▸ **TASK INSTRUCTIONS**: Transcribe all of the data exactly. Omit the pictures.

Stored data:

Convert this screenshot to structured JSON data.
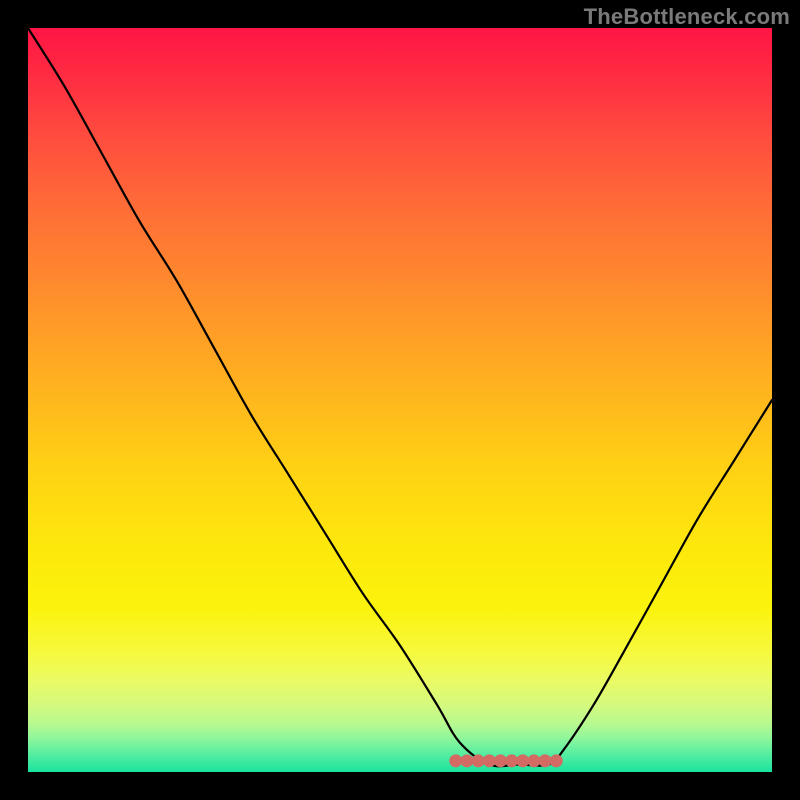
{
  "watermark": "TheBottleneck.com",
  "colors": {
    "frame": "#000000",
    "watermark_text": "#7a7a7a",
    "curve": "#000000",
    "dot": "#d36a63"
  },
  "chart_data": {
    "type": "line",
    "title": "",
    "xlabel": "",
    "ylabel": "",
    "xlim": [
      0,
      1
    ],
    "ylim": [
      0,
      1
    ],
    "series": [
      {
        "name": "bottleneck-curve",
        "x": [
          0.0,
          0.05,
          0.1,
          0.15,
          0.2,
          0.25,
          0.3,
          0.35,
          0.4,
          0.45,
          0.5,
          0.55,
          0.58,
          0.62,
          0.66,
          0.7,
          0.72,
          0.76,
          0.8,
          0.85,
          0.9,
          0.95,
          1.0
        ],
        "y": [
          1.0,
          0.92,
          0.83,
          0.74,
          0.66,
          0.57,
          0.48,
          0.4,
          0.32,
          0.24,
          0.17,
          0.09,
          0.04,
          0.01,
          0.01,
          0.01,
          0.03,
          0.09,
          0.16,
          0.25,
          0.34,
          0.42,
          0.5
        ]
      }
    ],
    "annotations": [
      {
        "name": "valley-dots",
        "x": [
          0.575,
          0.59,
          0.605,
          0.62,
          0.635,
          0.65,
          0.665,
          0.68,
          0.695,
          0.71
        ],
        "y": [
          0.015,
          0.015,
          0.015,
          0.015,
          0.015,
          0.015,
          0.015,
          0.015,
          0.015,
          0.015
        ]
      }
    ]
  }
}
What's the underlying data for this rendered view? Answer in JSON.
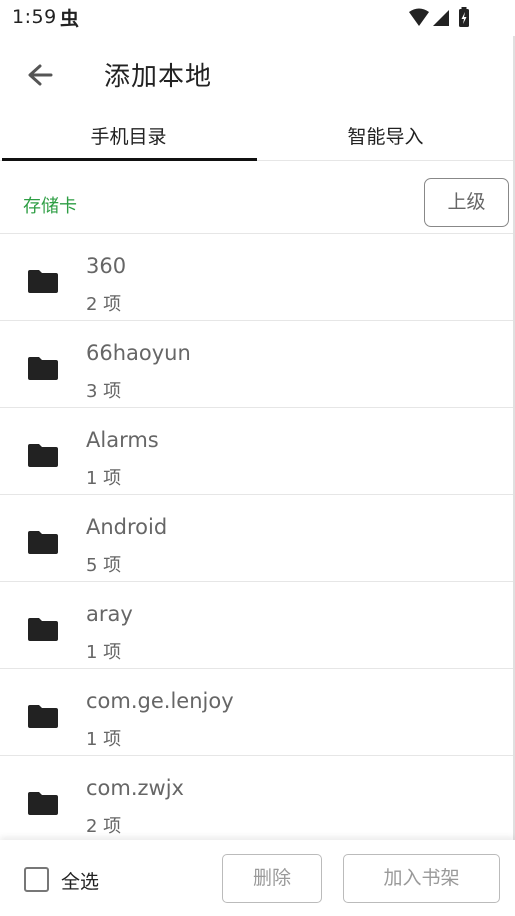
{
  "status_bar": {
    "time": "1:59",
    "notification_icon": "bug-notification-icon",
    "icons": [
      "wifi-icon",
      "signal-icon",
      "battery-charging-icon"
    ]
  },
  "app_bar": {
    "back_icon": "arrow-back-icon",
    "title": "添加本地"
  },
  "tabs": [
    {
      "label": "手机目录",
      "active": true
    },
    {
      "label": "智能导入",
      "active": false
    }
  ],
  "path": {
    "current": "存储卡",
    "up_button": "上级"
  },
  "folders": [
    {
      "name": "360",
      "count": "2 项"
    },
    {
      "name": "66haoyun",
      "count": "3 项"
    },
    {
      "name": "Alarms",
      "count": "1 项"
    },
    {
      "name": "Android",
      "count": "5 项"
    },
    {
      "name": "aray",
      "count": "1 项"
    },
    {
      "name": "com.ge.lenjoy",
      "count": "1 项"
    },
    {
      "name": "com.zwjx",
      "count": "2 项"
    }
  ],
  "bottom_bar": {
    "select_all_label": "全选",
    "select_all_checked": false,
    "delete_button": "删除",
    "add_button": "加入书架"
  },
  "colors": {
    "accent_green": "#2e9e44",
    "tab_indicator": "#111111",
    "divider": "#e6e6e6"
  }
}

▸ **RESPONSE BELOW**:
Convert this screenshot to structured JSON data.
{
  "watermark": "TheBottleneck.com",
  "colors": {
    "frame": "#000000",
    "watermark_text": "#7a7a7a",
    "curve": "#000000",
    "dot": "#d36a63"
  },
  "chart_data": {
    "type": "line",
    "title": "",
    "xlabel": "",
    "ylabel": "",
    "xlim": [
      0,
      1
    ],
    "ylim": [
      0,
      1
    ],
    "series": [
      {
        "name": "bottleneck-curve",
        "x": [
          0.0,
          0.05,
          0.1,
          0.15,
          0.2,
          0.25,
          0.3,
          0.35,
          0.4,
          0.45,
          0.5,
          0.55,
          0.58,
          0.62,
          0.66,
          0.7,
          0.72,
          0.76,
          0.8,
          0.85,
          0.9,
          0.95,
          1.0
        ],
        "y": [
          1.0,
          0.92,
          0.83,
          0.74,
          0.66,
          0.57,
          0.48,
          0.4,
          0.32,
          0.24,
          0.17,
          0.09,
          0.04,
          0.01,
          0.01,
          0.01,
          0.03,
          0.09,
          0.16,
          0.25,
          0.34,
          0.42,
          0.5
        ]
      }
    ],
    "annotations": [
      {
        "name": "valley-dots",
        "x": [
          0.575,
          0.59,
          0.605,
          0.62,
          0.635,
          0.65,
          0.665,
          0.68,
          0.695,
          0.71
        ],
        "y": [
          0.015,
          0.015,
          0.015,
          0.015,
          0.015,
          0.015,
          0.015,
          0.015,
          0.015,
          0.015
        ]
      }
    ]
  }
}
What's the underlying data for this rendered view? Answer in JSON.
{
  "status_bar": {
    "time": "1:59",
    "notification_icon": "bug-notification-icon",
    "icons": [
      "wifi-icon",
      "signal-icon",
      "battery-charging-icon"
    ]
  },
  "app_bar": {
    "back_icon": "arrow-back-icon",
    "title": "添加本地"
  },
  "tabs": [
    {
      "label": "手机目录",
      "active": true
    },
    {
      "label": "智能导入",
      "active": false
    }
  ],
  "path": {
    "current": "存储卡",
    "up_button": "上级"
  },
  "folders": [
    {
      "name": "360",
      "count": "2 项"
    },
    {
      "name": "66haoyun",
      "count": "3 项"
    },
    {
      "name": "Alarms",
      "count": "1 项"
    },
    {
      "name": "Android",
      "count": "5 项"
    },
    {
      "name": "aray",
      "count": "1 项"
    },
    {
      "name": "com.ge.lenjoy",
      "count": "1 项"
    },
    {
      "name": "com.zwjx",
      "count": "2 项"
    }
  ],
  "bottom_bar": {
    "select_all_label": "全选",
    "select_all_checked": false,
    "delete_button": "删除",
    "add_button": "加入书架"
  },
  "colors": {
    "accent_green": "#2e9e44",
    "tab_indicator": "#111111",
    "divider": "#e6e6e6"
  }
}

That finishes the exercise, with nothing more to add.